Exercise goal ▸ Read through the entries below and return each line with the word "name".

(Stored data)
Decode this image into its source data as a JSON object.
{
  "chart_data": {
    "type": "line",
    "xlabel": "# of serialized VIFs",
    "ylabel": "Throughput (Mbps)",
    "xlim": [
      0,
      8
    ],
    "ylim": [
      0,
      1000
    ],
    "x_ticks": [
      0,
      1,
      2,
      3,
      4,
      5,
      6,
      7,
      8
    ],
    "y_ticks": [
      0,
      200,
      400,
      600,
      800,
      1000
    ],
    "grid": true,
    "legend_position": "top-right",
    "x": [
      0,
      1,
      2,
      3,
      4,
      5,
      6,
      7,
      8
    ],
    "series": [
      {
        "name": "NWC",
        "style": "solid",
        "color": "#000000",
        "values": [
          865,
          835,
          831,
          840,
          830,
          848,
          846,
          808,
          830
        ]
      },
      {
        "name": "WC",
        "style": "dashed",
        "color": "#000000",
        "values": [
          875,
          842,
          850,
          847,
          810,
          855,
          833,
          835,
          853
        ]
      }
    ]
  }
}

--

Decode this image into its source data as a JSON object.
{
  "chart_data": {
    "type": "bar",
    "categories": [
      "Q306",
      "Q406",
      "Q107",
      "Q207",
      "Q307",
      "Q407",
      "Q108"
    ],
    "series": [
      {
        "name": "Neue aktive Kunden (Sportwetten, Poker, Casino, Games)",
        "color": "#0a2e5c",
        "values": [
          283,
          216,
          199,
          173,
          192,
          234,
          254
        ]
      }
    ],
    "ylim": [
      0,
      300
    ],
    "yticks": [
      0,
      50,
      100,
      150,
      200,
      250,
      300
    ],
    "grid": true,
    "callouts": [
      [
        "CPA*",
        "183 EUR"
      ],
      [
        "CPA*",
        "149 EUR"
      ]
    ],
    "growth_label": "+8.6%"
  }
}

Answer below ▸
        "name": "NWC",
        "name": "WC",
        "name": "Neue aktive Kunden (Sportwetten, Poker, Casino, Games)",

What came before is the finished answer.